(Records from a data source)
---

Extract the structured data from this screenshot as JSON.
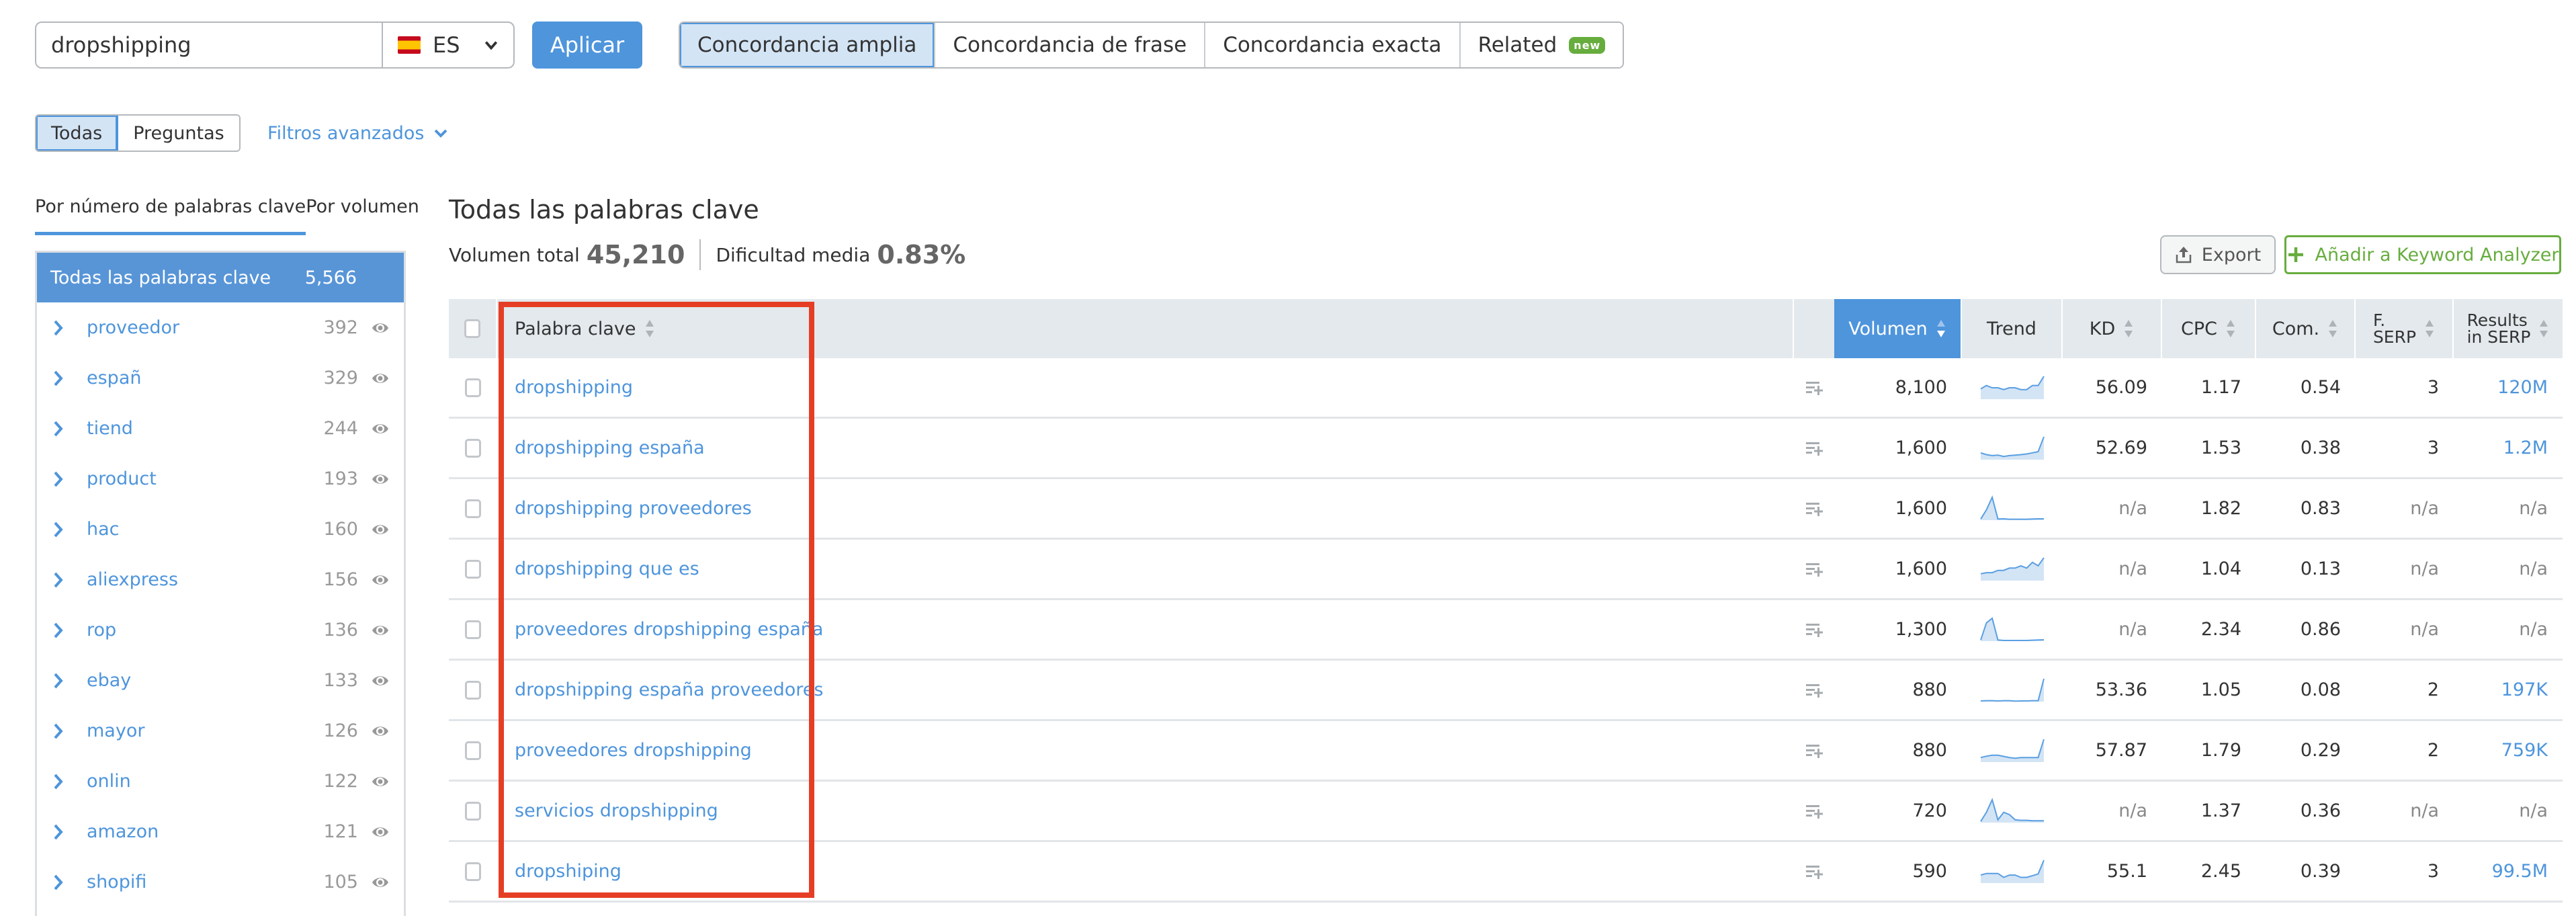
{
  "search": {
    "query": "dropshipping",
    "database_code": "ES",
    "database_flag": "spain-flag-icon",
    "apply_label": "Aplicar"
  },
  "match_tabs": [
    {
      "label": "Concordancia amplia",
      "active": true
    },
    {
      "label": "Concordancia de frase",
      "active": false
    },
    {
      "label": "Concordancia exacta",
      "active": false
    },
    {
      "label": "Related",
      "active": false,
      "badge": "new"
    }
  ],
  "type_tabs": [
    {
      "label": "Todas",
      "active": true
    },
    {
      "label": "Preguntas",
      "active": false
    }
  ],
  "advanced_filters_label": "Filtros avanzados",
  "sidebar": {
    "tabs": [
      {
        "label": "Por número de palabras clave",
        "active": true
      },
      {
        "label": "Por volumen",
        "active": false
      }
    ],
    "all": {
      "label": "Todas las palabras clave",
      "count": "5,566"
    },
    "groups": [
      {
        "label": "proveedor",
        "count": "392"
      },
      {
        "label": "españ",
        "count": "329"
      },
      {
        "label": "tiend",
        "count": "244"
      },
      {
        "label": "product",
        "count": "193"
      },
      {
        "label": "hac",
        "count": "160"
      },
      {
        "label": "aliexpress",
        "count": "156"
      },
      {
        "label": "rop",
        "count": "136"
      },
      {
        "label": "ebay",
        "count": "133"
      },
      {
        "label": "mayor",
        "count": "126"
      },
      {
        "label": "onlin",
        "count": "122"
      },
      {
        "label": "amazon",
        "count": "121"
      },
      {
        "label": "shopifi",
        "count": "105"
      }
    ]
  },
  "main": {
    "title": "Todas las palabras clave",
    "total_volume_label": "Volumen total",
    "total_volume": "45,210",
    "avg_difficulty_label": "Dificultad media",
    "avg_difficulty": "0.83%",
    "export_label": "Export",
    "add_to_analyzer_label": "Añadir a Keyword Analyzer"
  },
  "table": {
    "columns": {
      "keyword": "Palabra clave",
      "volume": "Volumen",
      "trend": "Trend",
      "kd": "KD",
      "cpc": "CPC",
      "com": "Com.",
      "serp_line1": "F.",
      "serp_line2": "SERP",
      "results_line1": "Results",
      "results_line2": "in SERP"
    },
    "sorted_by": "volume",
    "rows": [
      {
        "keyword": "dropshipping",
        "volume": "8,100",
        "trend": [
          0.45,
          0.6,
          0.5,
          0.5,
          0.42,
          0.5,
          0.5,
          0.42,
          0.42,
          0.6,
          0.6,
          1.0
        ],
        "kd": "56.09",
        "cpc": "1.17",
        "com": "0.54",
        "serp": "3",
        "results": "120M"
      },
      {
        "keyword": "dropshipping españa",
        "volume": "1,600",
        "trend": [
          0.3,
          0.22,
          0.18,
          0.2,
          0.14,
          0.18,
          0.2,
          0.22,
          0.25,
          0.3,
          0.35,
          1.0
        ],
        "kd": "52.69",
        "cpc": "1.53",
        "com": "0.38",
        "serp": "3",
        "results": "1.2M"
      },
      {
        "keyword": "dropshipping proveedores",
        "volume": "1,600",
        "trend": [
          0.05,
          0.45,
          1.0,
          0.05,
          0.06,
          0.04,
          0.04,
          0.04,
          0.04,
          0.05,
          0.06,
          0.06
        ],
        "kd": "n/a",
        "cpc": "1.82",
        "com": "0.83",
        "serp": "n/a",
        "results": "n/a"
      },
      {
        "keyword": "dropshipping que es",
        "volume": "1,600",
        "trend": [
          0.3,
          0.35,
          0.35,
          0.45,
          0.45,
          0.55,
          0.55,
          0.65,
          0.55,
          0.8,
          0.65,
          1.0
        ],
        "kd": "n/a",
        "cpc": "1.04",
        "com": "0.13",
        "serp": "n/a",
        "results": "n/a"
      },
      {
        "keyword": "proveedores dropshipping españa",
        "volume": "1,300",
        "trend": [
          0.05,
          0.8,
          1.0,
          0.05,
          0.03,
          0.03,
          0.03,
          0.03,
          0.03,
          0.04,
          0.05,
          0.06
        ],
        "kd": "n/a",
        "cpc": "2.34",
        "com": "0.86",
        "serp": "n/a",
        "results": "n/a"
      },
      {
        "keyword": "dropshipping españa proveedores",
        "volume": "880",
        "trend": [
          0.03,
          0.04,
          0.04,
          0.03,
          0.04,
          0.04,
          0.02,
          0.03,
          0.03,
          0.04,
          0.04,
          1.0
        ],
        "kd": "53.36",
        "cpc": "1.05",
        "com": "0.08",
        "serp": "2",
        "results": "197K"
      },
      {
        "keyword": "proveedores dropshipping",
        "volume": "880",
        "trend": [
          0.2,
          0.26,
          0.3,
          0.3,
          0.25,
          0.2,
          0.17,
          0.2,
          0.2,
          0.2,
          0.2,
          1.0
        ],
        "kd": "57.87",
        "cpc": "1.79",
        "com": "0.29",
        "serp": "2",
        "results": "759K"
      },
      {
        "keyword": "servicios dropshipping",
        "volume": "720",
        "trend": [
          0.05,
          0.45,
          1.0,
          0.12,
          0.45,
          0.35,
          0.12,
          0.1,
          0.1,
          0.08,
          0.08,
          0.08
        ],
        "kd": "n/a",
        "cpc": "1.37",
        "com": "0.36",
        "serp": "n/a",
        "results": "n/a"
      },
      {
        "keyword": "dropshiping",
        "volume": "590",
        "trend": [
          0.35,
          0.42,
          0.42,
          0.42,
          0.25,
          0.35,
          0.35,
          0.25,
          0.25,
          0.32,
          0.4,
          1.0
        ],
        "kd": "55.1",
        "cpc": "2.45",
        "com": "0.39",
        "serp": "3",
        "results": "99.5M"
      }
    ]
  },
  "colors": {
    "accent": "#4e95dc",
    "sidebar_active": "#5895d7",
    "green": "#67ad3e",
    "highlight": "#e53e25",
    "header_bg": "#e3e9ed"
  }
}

---

- [Your objective]: Identify each line in the entries with the word "Concordancia" and copy it.

- [Response to this task]:
      "label": "Concordancia amplia",
      "label": "Concordancia de frase",
      "label": "Concordancia exacta",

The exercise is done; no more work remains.